Extract the listing below in full, unchanged.

● ● ● ● ●

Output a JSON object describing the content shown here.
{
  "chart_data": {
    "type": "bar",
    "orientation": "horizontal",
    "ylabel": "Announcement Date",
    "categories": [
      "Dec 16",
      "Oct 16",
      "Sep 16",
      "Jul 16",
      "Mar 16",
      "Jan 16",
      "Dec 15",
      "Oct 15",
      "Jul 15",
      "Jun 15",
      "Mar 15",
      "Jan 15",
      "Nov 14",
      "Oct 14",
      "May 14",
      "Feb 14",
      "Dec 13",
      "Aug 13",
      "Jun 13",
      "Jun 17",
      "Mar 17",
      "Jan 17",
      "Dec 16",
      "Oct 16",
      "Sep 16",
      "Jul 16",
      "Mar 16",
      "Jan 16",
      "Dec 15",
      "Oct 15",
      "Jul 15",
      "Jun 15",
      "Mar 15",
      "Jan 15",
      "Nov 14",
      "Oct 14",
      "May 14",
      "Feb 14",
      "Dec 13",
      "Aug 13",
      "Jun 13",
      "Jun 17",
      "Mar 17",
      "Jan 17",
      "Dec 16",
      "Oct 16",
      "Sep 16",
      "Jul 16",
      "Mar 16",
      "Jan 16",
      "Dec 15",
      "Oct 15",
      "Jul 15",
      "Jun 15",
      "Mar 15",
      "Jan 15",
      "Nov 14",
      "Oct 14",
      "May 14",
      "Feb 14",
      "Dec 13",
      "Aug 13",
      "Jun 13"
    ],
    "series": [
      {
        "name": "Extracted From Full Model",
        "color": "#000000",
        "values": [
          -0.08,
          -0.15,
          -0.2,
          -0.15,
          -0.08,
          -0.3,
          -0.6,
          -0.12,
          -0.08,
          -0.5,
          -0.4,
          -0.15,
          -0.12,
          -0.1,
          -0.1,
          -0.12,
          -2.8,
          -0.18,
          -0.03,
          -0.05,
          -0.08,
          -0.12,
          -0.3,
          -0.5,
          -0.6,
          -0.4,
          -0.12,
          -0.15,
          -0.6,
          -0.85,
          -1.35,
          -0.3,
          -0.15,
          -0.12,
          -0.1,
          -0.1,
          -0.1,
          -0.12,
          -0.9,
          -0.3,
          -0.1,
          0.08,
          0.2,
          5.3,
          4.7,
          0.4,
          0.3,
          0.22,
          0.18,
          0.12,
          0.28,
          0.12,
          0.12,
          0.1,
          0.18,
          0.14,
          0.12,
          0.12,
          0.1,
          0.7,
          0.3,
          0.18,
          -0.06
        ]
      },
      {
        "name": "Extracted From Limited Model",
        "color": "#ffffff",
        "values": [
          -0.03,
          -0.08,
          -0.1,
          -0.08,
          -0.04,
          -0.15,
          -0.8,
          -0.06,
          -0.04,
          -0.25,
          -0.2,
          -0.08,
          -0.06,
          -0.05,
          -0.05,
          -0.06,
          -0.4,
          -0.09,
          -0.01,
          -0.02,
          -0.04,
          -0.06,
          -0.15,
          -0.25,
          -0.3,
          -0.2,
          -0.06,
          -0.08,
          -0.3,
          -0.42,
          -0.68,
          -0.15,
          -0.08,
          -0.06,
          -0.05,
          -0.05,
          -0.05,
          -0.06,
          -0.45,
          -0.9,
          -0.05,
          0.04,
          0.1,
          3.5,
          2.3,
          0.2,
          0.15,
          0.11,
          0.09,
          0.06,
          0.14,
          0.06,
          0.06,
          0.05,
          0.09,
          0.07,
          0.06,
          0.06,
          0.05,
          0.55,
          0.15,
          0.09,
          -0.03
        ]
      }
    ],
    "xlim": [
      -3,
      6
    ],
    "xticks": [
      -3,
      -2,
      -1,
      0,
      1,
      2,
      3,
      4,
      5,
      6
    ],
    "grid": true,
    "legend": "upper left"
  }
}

● ● ● ● ●

• Result:
Output a JSON object describing the content shown here.
{
  "chart_data": {
    "type": "bar",
    "orientation": "horizontal",
    "ylabel": "Announcement Date",
    "categories": [
      "Dec 16",
      "Oct 16",
      "Sep 16",
      "Jul 16",
      "Mar 16",
      "Jan 16",
      "Dec 15",
      "Oct 15",
      "Jul 15",
      "Jun 15",
      "Mar 15",
      "Jan 15",
      "Nov 14",
      "Oct 14",
      "May 14",
      "Feb 14",
      "Dec 13",
      "Aug 13",
      "Jun 13",
      "Jun 17",
      "Mar 17",
      "Jan 17",
      "Dec 16",
      "Oct 16",
      "Sep 16",
      "Jul 16",
      "Mar 16",
      "Jan 16",
      "Dec 15",
      "Oct 15",
      "Jul 15",
      "Jun 15",
      "Mar 15",
      "Jan 15",
      "Nov 14",
      "Oct 14",
      "May 14",
      "Feb 14",
      "Dec 13",
      "Aug 13",
      "Jun 13",
      "Jun 17",
      "Mar 17",
      "Jan 17",
      "Dec 16",
      "Oct 16",
      "Sep 16",
      "Jul 16",
      "Mar 16",
      "Jan 16",
      "Dec 15",
      "Oct 15",
      "Jul 15",
      "Jun 15",
      "Mar 15",
      "Jan 15",
      "Nov 14",
      "Oct 14",
      "May 14",
      "Feb 14",
      "Dec 13",
      "Aug 13",
      "Jun 13"
    ],
    "series": [
      {
        "name": "Extracted From Full Model",
        "color": "#000000",
        "values": [
          -0.08,
          -0.15,
          -0.2,
          -0.15,
          -0.08,
          -0.3,
          -0.6,
          -0.12,
          -0.08,
          -0.5,
          -0.4,
          -0.15,
          -0.12,
          -0.1,
          -0.1,
          -0.12,
          -2.8,
          -0.18,
          -0.03,
          -0.05,
          -0.08,
          -0.12,
          -0.3,
          -0.5,
          -0.6,
          -0.4,
          -0.12,
          -0.15,
          -0.6,
          -0.85,
          -1.35,
          -0.3,
          -0.15,
          -0.12,
          -0.1,
          -0.1,
          -0.1,
          -0.12,
          -0.9,
          -0.3,
          -0.1,
          0.08,
          0.2,
          5.3,
          4.7,
          0.4,
          0.3,
          0.22,
          0.18,
          0.12,
          0.28,
          0.12,
          0.12,
          0.1,
          0.18,
          0.14,
          0.12,
          0.12,
          0.1,
          0.7,
          0.3,
          0.18,
          -0.06
        ]
      },
      {
        "name": "Extracted From Limited Model",
        "color": "#ffffff",
        "values": [
          -0.03,
          -0.08,
          -0.1,
          -0.08,
          -0.04,
          -0.15,
          -0.8,
          -0.06,
          -0.04,
          -0.25,
          -0.2,
          -0.08,
          -0.06,
          -0.05,
          -0.05,
          -0.06,
          -0.4,
          -0.09,
          -0.01,
          -0.02,
          -0.04,
          -0.06,
          -0.15,
          -0.25,
          -0.3,
          -0.2,
          -0.06,
          -0.08,
          -0.3,
          -0.42,
          -0.68,
          -0.15,
          -0.08,
          -0.06,
          -0.05,
          -0.05,
          -0.05,
          -0.06,
          -0.45,
          -0.9,
          -0.05,
          0.04,
          0.1,
          3.5,
          2.3,
          0.2,
          0.15,
          0.11,
          0.09,
          0.06,
          0.14,
          0.06,
          0.06,
          0.05,
          0.09,
          0.07,
          0.06,
          0.06,
          0.05,
          0.55,
          0.15,
          0.09,
          -0.03
        ]
      }
    ],
    "xlim": [
      -3,
      6
    ],
    "xticks": [
      -3,
      -2,
      -1,
      0,
      1,
      2,
      3,
      4,
      5,
      6
    ],
    "grid": true,
    "legend": "upper left"
  }
}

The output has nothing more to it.